• _INPUT RECORDS_:
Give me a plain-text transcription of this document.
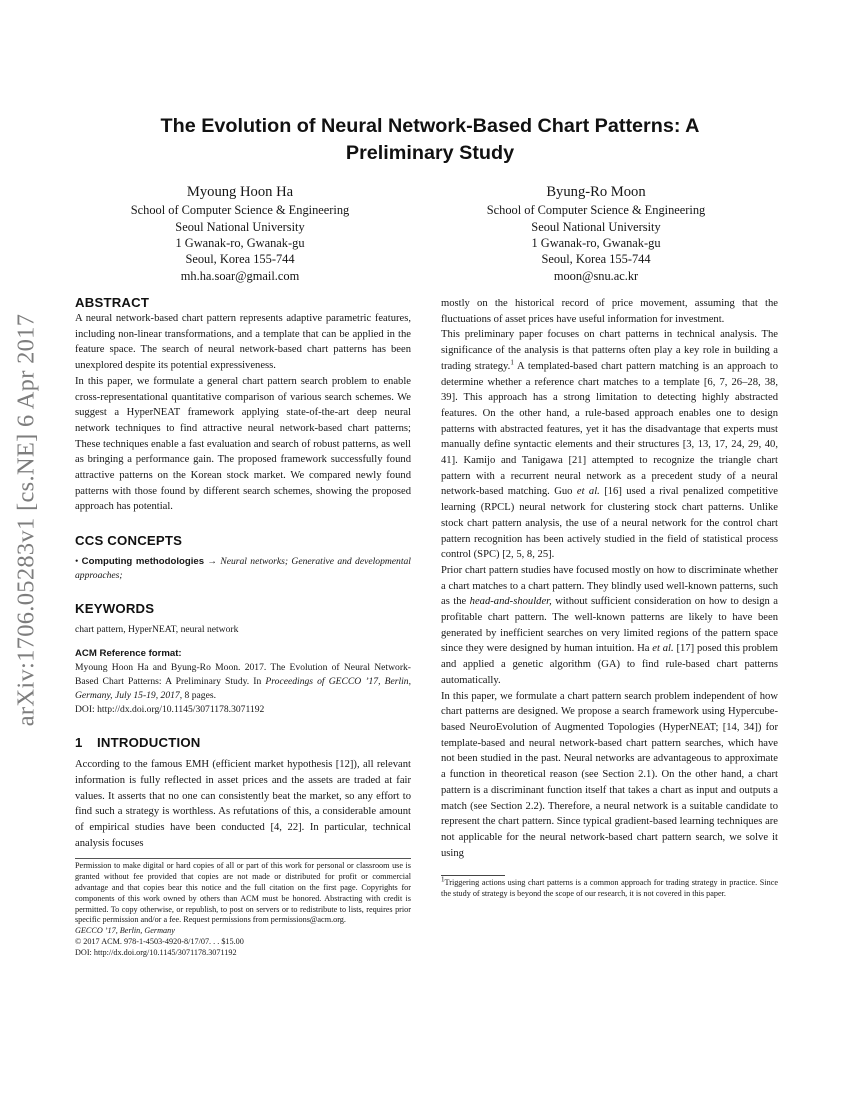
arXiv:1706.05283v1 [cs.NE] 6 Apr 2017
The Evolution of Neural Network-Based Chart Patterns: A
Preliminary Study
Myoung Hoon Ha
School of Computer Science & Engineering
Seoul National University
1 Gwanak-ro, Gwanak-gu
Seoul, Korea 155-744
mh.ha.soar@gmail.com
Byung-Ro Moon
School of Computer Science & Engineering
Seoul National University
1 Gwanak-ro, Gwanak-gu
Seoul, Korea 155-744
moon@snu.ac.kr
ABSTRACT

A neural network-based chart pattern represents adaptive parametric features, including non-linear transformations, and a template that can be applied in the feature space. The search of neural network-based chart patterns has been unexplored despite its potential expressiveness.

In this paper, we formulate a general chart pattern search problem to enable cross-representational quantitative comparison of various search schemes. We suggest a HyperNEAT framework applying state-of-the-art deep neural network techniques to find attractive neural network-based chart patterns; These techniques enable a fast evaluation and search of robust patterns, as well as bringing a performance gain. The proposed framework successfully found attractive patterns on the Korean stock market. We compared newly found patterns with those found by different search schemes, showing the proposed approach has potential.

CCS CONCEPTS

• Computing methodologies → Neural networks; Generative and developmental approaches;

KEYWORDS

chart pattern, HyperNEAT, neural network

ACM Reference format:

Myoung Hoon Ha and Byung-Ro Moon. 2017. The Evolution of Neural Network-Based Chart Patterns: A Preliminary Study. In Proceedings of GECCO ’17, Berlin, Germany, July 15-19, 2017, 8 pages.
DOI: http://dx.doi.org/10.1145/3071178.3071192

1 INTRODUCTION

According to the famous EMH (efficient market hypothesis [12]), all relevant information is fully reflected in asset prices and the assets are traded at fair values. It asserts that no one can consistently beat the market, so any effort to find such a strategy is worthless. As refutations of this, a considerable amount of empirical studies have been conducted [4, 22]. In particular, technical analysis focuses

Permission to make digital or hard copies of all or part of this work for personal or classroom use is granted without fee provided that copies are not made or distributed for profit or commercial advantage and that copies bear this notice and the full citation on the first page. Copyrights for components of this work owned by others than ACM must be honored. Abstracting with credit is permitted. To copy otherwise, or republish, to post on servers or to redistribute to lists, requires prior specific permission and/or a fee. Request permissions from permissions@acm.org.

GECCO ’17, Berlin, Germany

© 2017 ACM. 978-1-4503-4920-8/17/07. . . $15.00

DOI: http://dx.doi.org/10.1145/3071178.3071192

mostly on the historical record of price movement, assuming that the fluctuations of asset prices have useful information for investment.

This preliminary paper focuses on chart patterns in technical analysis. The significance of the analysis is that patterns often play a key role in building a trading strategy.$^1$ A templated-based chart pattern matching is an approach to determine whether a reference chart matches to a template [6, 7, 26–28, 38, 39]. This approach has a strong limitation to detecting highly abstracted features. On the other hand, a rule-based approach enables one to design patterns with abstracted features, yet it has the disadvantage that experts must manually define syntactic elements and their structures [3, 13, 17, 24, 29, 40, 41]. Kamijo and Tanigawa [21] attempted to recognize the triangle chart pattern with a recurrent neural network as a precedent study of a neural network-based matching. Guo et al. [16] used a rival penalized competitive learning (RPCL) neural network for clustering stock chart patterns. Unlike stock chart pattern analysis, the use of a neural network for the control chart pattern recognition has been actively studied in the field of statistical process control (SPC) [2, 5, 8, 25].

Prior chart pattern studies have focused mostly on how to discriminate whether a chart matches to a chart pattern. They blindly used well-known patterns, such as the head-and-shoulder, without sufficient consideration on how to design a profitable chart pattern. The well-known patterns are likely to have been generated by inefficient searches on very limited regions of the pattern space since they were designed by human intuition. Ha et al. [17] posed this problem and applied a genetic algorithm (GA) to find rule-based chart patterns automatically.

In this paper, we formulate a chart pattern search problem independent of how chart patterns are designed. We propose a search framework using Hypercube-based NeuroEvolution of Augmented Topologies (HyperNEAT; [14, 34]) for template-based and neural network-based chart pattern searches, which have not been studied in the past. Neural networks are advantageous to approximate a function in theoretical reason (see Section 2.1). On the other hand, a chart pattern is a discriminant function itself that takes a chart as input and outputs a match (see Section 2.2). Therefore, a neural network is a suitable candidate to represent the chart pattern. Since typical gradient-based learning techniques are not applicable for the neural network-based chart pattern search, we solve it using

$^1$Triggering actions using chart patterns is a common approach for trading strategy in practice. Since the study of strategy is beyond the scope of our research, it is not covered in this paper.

• _AIM OF THE EXERCISE_:
Leave the pictures out, and print every line of the listing exactly as written.

• _CORRECT RESULT_:
Give me a plain-text transcription of this document.
arXiv:1706.05283v1 [cs.NE] 6 Apr 2017
The Evolution of Neural Network-Based Chart Patterns: A
Preliminary Study
Myoung Hoon Ha
School of Computer Science & Engineering
Seoul National University
1 Gwanak-ro, Gwanak-gu
Seoul, Korea 155-744
mh.ha.soar@gmail.com
Byung-Ro Moon
School of Computer Science & Engineering
Seoul National University
1 Gwanak-ro, Gwanak-gu
Seoul, Korea 155-744
moon@snu.ac.kr
ABSTRACT

A neural network-based chart pattern represents adaptive parametric features, including non-linear transformations, and a template that can be applied in the feature space. The search of neural network-based chart patterns has been unexplored despite its potential expressiveness.

In this paper, we formulate a general chart pattern search problem to enable cross-representational quantitative comparison of various search schemes. We suggest a HyperNEAT framework applying state-of-the-art deep neural network techniques to find attractive neural network-based chart patterns; These techniques enable a fast evaluation and search of robust patterns, as well as bringing a performance gain. The proposed framework successfully found attractive patterns on the Korean stock market. We compared newly found patterns with those found by different search schemes, showing the proposed approach has potential.

CCS CONCEPTS

• Computing methodologies → Neural networks; Generative and developmental approaches;

KEYWORDS

chart pattern, HyperNEAT, neural network

ACM Reference format:

Myoung Hoon Ha and Byung-Ro Moon. 2017. The Evolution of Neural Network-Based Chart Patterns: A Preliminary Study. In Proceedings of GECCO ’17, Berlin, Germany, July 15-19, 2017, 8 pages.
DOI: http://dx.doi.org/10.1145/3071178.3071192

1 INTRODUCTION

According to the famous EMH (efficient market hypothesis [12]), all relevant information is fully reflected in asset prices and the assets are traded at fair values. It asserts that no one can consistently beat the market, so any effort to find such a strategy is worthless. As refutations of this, a considerable amount of empirical studies have been conducted [4, 22]. In particular, technical analysis focuses

Permission to make digital or hard copies of all or part of this work for personal or classroom use is granted without fee provided that copies are not made or distributed for profit or commercial advantage and that copies bear this notice and the full citation on the first page. Copyrights for components of this work owned by others than ACM must be honored. Abstracting with credit is permitted. To copy otherwise, or republish, to post on servers or to redistribute to lists, requires prior specific permission and/or a fee. Request permissions from permissions@acm.org.

GECCO ’17, Berlin, Germany

© 2017 ACM. 978-1-4503-4920-8/17/07. . . $15.00

DOI: http://dx.doi.org/10.1145/3071178.3071192

mostly on the historical record of price movement, assuming that the fluctuations of asset prices have useful information for investment.

This preliminary paper focuses on chart patterns in technical analysis. The significance of the analysis is that patterns often play a key role in building a trading strategy.$^1$ A templated-based chart pattern matching is an approach to determine whether a reference chart matches to a template [6, 7, 26–28, 38, 39]. This approach has a strong limitation to detecting highly abstracted features. On the other hand, a rule-based approach enables one to design patterns with abstracted features, yet it has the disadvantage that experts must manually define syntactic elements and their structures [3, 13, 17, 24, 29, 40, 41]. Kamijo and Tanigawa [21] attempted to recognize the triangle chart pattern with a recurrent neural network as a precedent study of a neural network-based matching. Guo et al. [16] used a rival penalized competitive learning (RPCL) neural network for clustering stock chart patterns. Unlike stock chart pattern analysis, the use of a neural network for the control chart pattern recognition has been actively studied in the field of statistical process control (SPC) [2, 5, 8, 25].

Prior chart pattern studies have focused mostly on how to discriminate whether a chart matches to a chart pattern. They blindly used well-known patterns, such as the head-and-shoulder, without sufficient consideration on how to design a profitable chart pattern. The well-known patterns are likely to have been generated by inefficient searches on very limited regions of the pattern space since they were designed by human intuition. Ha et al. [17] posed this problem and applied a genetic algorithm (GA) to find rule-based chart patterns automatically.

In this paper, we formulate a chart pattern search problem independent of how chart patterns are designed. We propose a search framework using Hypercube-based NeuroEvolution of Augmented Topologies (HyperNEAT; [14, 34]) for template-based and neural network-based chart pattern searches, which have not been studied in the past. Neural networks are advantageous to approximate a function in theoretical reason (see Section 2.1). On the other hand, a chart pattern is a discriminant function itself that takes a chart as input and outputs a match (see Section 2.2). Therefore, a neural network is a suitable candidate to represent the chart pattern. Since typical gradient-based learning techniques are not applicable for the neural network-based chart pattern search, we solve it using

$^1$Triggering actions using chart patterns is a common approach for trading strategy in practice. Since the study of strategy is beyond the scope of our research, it is not covered in this paper.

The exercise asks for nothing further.